## Goal of the exercise
In the entries that follow, find the word "JSON" and report each line it is on.

··· Information provided ···

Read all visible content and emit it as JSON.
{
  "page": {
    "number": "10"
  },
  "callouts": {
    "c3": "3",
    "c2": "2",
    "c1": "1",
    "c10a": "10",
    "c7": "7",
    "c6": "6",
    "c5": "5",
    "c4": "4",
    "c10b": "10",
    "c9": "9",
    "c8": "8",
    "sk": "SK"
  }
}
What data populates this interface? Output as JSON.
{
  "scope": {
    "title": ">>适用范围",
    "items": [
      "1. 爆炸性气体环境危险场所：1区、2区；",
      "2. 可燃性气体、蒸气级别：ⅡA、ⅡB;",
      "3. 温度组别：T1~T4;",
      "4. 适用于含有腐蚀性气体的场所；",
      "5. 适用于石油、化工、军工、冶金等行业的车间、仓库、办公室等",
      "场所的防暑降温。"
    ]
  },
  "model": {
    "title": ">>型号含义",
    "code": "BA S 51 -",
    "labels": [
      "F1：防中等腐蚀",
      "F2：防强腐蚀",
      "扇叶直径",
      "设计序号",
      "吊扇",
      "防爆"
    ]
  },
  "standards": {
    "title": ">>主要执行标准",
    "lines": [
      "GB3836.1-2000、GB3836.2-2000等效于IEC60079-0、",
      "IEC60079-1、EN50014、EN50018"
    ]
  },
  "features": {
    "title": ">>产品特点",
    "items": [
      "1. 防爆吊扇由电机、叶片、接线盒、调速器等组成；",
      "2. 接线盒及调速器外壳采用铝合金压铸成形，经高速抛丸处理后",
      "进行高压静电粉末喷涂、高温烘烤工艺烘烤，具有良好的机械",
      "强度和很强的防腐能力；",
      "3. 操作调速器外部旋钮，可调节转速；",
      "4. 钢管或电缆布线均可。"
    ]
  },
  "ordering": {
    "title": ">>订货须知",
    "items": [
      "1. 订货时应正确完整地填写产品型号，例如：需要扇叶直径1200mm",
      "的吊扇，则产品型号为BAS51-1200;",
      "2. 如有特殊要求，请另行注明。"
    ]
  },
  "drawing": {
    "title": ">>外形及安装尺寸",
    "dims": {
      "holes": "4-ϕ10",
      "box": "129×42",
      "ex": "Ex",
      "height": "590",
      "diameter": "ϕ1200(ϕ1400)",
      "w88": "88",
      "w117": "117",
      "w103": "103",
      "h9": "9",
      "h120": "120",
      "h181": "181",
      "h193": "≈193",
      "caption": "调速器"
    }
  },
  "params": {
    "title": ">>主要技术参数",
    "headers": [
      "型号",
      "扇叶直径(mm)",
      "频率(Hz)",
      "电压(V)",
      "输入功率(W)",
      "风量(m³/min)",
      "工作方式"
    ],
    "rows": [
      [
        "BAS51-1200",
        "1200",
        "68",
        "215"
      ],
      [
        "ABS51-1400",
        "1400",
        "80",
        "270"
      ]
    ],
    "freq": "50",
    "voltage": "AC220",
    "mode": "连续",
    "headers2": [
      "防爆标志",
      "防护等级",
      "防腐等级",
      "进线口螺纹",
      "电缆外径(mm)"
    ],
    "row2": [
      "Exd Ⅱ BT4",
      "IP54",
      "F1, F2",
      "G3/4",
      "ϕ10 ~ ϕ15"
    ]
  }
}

···

## Answer
Read all visible content and emit it as JSON.
What data populates this interface? Output as JSON.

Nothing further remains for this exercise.